━━ Data for processing ━━
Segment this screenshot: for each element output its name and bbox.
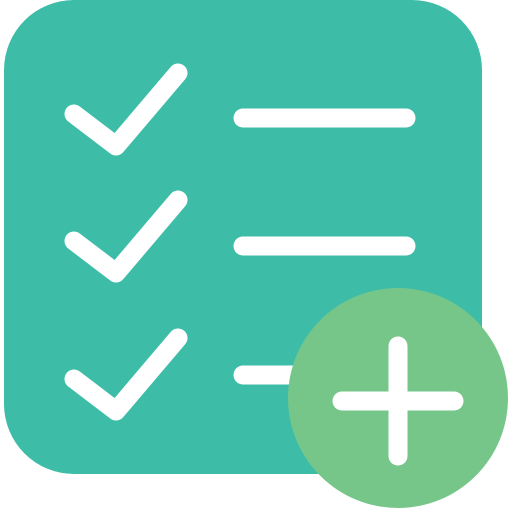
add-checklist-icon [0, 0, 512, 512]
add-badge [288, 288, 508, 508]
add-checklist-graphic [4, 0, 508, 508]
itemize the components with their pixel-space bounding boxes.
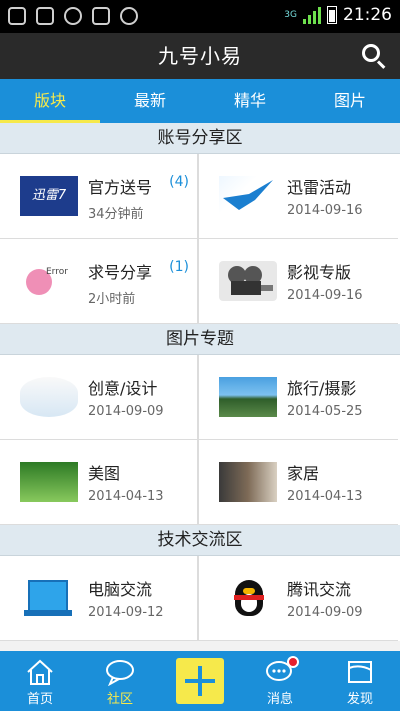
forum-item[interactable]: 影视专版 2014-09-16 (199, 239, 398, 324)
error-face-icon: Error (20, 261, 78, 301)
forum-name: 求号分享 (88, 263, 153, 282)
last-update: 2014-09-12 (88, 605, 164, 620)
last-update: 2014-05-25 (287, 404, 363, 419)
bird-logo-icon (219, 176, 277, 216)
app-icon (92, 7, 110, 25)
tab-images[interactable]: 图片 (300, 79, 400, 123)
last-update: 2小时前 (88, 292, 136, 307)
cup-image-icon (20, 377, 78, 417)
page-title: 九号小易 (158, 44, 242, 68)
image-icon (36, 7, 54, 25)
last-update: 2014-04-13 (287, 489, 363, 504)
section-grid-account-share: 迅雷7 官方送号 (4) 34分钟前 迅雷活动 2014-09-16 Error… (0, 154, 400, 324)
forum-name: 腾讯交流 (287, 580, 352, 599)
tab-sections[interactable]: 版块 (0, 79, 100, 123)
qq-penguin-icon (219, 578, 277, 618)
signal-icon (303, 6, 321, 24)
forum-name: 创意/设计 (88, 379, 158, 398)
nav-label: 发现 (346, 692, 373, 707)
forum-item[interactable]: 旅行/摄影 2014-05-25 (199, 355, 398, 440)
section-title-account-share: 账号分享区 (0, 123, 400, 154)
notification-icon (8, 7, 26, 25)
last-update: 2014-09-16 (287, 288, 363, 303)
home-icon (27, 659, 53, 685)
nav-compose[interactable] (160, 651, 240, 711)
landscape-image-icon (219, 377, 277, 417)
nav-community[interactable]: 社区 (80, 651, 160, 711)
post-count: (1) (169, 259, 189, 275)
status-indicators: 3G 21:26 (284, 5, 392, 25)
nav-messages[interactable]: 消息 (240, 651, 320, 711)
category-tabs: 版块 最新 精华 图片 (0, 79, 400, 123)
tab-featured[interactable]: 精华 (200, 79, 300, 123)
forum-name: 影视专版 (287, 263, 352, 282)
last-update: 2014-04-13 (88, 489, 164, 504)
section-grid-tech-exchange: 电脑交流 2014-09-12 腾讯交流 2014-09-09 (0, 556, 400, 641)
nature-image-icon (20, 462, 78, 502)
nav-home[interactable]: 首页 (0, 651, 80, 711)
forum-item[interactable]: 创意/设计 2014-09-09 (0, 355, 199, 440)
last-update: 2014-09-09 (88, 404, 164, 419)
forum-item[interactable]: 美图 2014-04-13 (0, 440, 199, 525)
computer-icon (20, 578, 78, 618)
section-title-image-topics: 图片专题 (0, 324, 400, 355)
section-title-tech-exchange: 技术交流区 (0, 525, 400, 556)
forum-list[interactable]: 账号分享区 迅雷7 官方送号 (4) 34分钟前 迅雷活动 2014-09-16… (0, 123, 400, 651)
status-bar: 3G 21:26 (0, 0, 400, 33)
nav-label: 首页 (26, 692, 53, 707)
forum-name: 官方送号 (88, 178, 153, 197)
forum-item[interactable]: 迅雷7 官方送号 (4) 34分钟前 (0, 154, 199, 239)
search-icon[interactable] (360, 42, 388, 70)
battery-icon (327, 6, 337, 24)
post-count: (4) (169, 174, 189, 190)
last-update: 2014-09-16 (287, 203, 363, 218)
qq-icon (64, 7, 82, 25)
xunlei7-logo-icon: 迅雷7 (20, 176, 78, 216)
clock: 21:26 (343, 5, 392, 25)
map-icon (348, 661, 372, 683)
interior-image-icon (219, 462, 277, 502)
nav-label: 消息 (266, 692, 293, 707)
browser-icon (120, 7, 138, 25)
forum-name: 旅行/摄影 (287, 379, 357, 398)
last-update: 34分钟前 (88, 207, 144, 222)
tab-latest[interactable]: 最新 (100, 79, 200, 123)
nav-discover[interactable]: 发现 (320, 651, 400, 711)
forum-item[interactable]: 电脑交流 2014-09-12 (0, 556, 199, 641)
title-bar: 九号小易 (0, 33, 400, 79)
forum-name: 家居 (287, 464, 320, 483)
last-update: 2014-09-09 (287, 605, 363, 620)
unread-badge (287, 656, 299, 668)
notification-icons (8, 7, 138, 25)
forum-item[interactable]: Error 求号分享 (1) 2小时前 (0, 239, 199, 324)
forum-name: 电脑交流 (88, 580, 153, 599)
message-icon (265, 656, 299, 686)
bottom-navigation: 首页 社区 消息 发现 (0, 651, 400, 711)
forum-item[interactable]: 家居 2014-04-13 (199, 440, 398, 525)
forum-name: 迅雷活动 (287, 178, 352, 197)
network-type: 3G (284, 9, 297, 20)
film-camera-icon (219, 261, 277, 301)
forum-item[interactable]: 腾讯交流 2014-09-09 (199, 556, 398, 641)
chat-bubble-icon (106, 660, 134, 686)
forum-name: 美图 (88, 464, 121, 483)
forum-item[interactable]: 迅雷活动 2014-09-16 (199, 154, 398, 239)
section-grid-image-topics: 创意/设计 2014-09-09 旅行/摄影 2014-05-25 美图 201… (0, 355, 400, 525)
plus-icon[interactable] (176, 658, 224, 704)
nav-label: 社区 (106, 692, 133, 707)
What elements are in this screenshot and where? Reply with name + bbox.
━━━
━━ Data for processing ━━
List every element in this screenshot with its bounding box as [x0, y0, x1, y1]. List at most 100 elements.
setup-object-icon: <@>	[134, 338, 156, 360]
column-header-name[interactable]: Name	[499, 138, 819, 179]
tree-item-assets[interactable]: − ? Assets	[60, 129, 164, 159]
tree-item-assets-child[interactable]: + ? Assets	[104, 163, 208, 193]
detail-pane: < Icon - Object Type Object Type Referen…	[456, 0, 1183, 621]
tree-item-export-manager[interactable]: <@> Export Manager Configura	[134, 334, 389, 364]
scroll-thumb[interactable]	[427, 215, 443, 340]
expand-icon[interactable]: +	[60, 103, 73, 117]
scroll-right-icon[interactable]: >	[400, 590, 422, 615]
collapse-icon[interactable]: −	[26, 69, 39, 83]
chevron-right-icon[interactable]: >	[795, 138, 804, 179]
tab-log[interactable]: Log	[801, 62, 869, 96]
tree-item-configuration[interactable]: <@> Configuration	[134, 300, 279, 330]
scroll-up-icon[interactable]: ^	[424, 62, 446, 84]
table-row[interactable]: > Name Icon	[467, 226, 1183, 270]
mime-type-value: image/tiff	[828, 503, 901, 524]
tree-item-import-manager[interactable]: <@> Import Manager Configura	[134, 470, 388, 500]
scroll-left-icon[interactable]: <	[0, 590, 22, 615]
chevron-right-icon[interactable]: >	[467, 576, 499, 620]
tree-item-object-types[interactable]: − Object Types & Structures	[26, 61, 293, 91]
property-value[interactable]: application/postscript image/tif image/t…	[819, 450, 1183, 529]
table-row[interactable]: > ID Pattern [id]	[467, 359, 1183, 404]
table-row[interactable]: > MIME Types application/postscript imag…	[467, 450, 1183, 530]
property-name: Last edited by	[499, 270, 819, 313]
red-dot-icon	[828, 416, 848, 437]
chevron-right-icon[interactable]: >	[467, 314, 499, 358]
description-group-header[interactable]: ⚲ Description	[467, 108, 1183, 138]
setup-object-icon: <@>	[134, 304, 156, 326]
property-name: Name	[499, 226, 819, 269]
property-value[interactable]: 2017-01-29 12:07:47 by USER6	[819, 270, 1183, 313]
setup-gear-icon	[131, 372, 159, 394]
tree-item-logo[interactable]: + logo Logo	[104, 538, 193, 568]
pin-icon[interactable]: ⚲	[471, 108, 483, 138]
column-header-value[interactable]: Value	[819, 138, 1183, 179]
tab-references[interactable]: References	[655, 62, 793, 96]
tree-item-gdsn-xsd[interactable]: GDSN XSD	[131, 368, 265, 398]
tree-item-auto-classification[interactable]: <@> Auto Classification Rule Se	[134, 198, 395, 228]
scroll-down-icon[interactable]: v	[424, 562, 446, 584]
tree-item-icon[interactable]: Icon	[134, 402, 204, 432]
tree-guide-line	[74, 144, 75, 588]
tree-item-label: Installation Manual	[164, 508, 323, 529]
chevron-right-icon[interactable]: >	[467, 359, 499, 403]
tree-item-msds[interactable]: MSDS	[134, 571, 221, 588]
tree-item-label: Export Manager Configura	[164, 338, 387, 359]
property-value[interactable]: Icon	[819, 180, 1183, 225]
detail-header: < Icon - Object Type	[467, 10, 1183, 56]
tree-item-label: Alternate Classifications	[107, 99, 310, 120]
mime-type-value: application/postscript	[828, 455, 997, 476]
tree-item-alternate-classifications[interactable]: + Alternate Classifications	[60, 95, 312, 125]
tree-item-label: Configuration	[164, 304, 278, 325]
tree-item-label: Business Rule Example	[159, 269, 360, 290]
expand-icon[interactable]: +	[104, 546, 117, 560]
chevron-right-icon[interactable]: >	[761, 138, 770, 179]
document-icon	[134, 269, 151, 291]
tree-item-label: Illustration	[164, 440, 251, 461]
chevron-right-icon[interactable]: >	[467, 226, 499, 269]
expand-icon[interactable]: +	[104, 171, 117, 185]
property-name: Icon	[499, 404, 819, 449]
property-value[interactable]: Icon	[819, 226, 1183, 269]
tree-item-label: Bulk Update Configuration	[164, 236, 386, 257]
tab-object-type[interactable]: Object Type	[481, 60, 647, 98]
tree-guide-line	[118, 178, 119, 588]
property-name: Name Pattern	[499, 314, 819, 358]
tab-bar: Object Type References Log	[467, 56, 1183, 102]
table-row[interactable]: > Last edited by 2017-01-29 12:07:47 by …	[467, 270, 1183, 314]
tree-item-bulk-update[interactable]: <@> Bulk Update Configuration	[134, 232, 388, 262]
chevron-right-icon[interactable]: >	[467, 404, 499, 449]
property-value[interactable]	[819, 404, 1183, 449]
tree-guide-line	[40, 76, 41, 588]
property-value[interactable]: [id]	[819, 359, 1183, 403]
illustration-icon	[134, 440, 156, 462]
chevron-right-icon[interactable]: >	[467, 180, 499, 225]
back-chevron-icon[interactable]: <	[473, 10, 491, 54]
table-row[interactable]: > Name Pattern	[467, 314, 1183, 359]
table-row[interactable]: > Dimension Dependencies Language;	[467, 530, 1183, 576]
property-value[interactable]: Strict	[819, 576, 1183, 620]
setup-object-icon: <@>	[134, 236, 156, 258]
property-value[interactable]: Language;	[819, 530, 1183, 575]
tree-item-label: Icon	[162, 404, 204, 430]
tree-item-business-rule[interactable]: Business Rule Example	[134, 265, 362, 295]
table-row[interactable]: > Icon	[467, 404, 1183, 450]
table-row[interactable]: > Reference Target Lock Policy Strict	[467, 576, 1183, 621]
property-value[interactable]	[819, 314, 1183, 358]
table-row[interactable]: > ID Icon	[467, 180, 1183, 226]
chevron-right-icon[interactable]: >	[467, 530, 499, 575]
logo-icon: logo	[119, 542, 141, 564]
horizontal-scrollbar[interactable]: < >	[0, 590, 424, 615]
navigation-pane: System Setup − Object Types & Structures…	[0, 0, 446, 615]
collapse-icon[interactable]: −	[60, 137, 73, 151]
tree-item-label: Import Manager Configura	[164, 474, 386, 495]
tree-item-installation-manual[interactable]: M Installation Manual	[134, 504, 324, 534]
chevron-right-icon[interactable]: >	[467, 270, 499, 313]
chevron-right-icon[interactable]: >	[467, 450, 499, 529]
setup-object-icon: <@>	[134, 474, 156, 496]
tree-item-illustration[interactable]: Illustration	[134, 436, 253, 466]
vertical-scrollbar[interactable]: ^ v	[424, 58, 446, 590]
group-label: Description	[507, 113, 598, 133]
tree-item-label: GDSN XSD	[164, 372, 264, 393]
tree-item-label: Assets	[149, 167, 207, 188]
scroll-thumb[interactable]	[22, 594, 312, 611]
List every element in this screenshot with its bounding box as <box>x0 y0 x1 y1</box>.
━━━
━━ Data for processing ━━
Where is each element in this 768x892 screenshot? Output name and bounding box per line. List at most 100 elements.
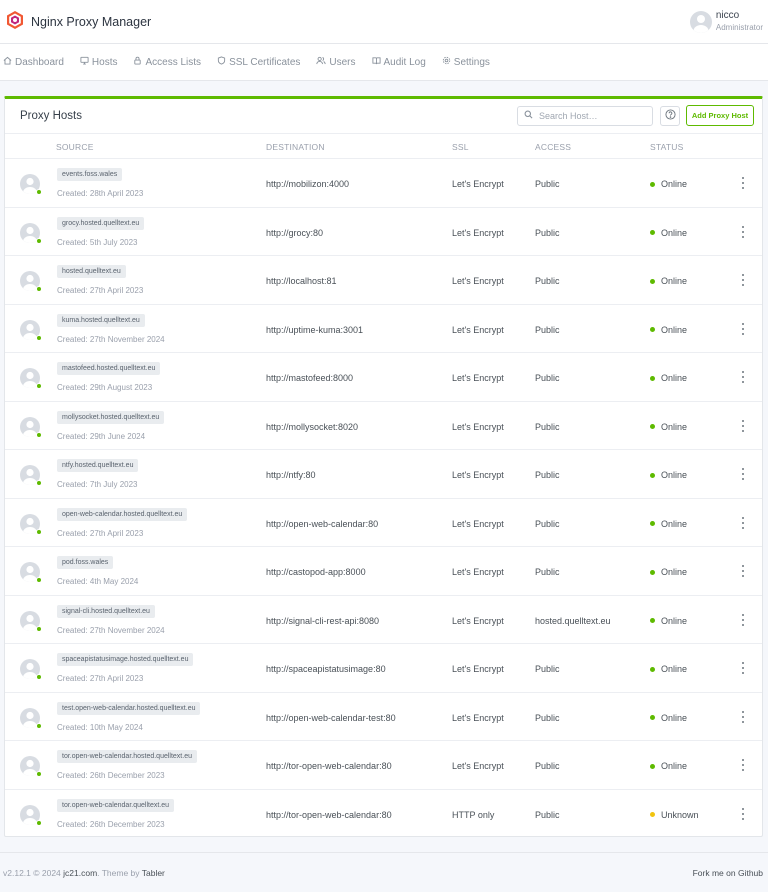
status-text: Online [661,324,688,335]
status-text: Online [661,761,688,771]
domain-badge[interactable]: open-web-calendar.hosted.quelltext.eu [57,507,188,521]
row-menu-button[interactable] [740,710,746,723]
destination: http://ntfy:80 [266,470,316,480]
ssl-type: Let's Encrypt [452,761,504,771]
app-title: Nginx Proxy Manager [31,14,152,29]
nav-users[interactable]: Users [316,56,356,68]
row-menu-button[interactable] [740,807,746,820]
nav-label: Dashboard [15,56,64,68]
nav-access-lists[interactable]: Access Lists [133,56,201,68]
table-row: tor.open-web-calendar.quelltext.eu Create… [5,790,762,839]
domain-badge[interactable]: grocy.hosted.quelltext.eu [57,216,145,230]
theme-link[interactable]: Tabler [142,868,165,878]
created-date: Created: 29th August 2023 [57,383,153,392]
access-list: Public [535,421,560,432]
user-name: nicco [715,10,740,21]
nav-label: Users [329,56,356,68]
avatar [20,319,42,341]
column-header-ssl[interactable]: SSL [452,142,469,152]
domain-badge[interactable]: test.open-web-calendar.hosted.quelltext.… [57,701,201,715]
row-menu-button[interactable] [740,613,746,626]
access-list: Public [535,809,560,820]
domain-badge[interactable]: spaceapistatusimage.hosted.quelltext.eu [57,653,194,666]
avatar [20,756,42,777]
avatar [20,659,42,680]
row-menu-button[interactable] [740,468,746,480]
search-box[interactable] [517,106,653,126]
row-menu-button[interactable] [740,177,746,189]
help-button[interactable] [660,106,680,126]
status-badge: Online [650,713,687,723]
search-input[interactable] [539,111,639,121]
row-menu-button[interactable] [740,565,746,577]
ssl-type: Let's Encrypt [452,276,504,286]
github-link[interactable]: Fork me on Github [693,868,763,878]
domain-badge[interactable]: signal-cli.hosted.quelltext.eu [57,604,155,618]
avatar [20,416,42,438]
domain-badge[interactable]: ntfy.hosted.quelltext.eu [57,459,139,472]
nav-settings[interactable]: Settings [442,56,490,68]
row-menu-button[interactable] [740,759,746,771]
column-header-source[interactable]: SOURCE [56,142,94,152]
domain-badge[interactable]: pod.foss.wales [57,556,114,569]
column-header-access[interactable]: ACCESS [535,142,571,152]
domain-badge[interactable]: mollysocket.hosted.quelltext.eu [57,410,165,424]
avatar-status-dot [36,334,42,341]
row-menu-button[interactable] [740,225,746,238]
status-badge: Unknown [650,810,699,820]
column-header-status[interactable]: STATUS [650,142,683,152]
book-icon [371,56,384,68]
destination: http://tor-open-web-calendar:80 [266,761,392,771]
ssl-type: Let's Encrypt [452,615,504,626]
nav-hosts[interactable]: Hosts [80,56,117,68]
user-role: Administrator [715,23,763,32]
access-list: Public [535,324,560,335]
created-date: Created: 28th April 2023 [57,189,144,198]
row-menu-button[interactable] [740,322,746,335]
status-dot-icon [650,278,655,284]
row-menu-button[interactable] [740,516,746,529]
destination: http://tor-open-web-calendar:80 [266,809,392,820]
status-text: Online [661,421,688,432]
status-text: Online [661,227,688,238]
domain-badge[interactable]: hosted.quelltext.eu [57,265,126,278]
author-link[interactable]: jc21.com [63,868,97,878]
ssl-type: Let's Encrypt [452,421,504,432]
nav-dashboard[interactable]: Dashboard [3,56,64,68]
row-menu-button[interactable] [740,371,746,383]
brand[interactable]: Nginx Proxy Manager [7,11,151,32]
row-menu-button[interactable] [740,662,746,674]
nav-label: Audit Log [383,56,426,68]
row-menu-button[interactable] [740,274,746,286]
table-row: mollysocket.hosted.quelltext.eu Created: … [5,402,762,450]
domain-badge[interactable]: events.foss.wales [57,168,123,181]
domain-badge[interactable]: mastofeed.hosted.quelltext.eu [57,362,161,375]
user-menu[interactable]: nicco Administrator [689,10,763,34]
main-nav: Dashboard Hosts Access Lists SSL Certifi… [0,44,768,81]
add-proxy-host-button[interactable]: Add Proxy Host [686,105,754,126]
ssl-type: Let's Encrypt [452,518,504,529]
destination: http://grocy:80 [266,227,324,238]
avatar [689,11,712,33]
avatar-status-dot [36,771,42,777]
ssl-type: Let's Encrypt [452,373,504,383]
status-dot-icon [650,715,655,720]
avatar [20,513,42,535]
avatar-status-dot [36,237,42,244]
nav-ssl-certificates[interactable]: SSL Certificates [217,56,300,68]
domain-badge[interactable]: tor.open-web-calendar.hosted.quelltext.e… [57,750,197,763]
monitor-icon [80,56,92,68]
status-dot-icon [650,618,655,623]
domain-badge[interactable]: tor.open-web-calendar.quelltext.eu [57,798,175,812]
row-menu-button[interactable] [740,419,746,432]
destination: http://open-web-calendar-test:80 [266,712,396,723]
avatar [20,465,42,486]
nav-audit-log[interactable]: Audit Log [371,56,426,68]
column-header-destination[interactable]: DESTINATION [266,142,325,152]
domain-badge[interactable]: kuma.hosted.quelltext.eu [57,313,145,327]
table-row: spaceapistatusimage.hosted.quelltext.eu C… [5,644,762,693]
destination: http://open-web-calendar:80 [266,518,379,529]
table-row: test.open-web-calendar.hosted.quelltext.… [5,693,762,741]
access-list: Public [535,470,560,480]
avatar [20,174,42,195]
━━━
* **Exercise**
Above are three blocks of data. Copy out the lines in the first block running from the line containing "forum-item[interactable]: 影视专版 2014-09-16" through the line containing "search-icon[interactable] (360, 42, 388, 70)", both included, and nothing else.

* **Final result**
forum-item[interactable]: 影视专版 2014-09-16 (199, 239, 398, 324)
error-face-icon: Error (20, 261, 78, 301)
forum-name: 求号分享 (88, 263, 153, 282)
last-update: 2014-09-12 (88, 605, 164, 620)
last-update: 2014-05-25 (287, 404, 363, 419)
bird-logo-icon (219, 176, 277, 216)
app-icon (92, 7, 110, 25)
tab-images[interactable]: 图片 (300, 79, 400, 123)
last-update: 2小时前 (88, 292, 136, 307)
cup-image-icon (20, 377, 78, 417)
page-title: 九号小易 (158, 44, 242, 68)
image-icon (36, 7, 54, 25)
last-update: 2014-04-13 (287, 489, 363, 504)
section-grid-account-share: 迅雷7 官方送号 (4) 34分钟前 迅雷活动 2014-09-16 Error… (0, 154, 400, 324)
forum-name: 腾讯交流 (287, 580, 352, 599)
tab-sections[interactable]: 版块 (0, 79, 100, 123)
qq-penguin-icon (219, 578, 277, 618)
signal-icon (303, 6, 321, 24)
forum-name: 创意/设计 (88, 379, 158, 398)
nav-label: 发现 (346, 692, 373, 707)
forum-item[interactable]: 旅行/摄影 2014-05-25 (199, 355, 398, 440)
section-title-account-share: 账号分享区 (0, 123, 400, 154)
notification-icon (8, 7, 26, 25)
last-update: 2014-09-16 (287, 288, 363, 303)
home-icon (27, 659, 53, 685)
nav-compose[interactable] (160, 651, 240, 711)
landscape-image-icon (219, 377, 277, 417)
nav-community[interactable]: 社区 (80, 651, 160, 711)
post-count: (1) (169, 259, 189, 275)
status-indicators: 3G 21:26 (284, 5, 392, 25)
nav-messages[interactable]: 消息 (240, 651, 320, 711)
category-tabs: 版块 最新 精华 图片 (0, 79, 400, 123)
tab-featured[interactable]: 精华 (200, 79, 300, 123)
forum-name: 影视专版 (287, 263, 352, 282)
last-update: 2014-04-13 (88, 489, 164, 504)
section-grid-tech-exchange: 电脑交流 2014-09-12 腾讯交流 2014-09-09 (0, 556, 400, 641)
nature-image-icon (20, 462, 78, 502)
nav-home[interactable]: 首页 (0, 651, 80, 711)
forum-item[interactable]: 创意/设计 2014-09-09 (0, 355, 199, 440)
last-update: 2014-09-09 (88, 404, 164, 419)
forum-item[interactable]: 美图 2014-04-13 (0, 440, 199, 525)
computer-icon (20, 578, 78, 618)
section-title-image-topics: 图片专题 (0, 324, 400, 355)
section-title-tech-exchange: 技术交流区 (0, 525, 400, 556)
forum-list[interactable]: 账号分享区 迅雷7 官方送号 (4) 34分钟前 迅雷活动 2014-09-16… (0, 123, 400, 651)
status-bar: 3G 21:26 (0, 0, 400, 33)
nav-label: 首页 (26, 692, 53, 707)
forum-name: 官方送号 (88, 178, 153, 197)
forum-item[interactable]: 迅雷7 官方送号 (4) 34分钟前 (0, 154, 199, 239)
search-icon[interactable] (360, 42, 388, 70)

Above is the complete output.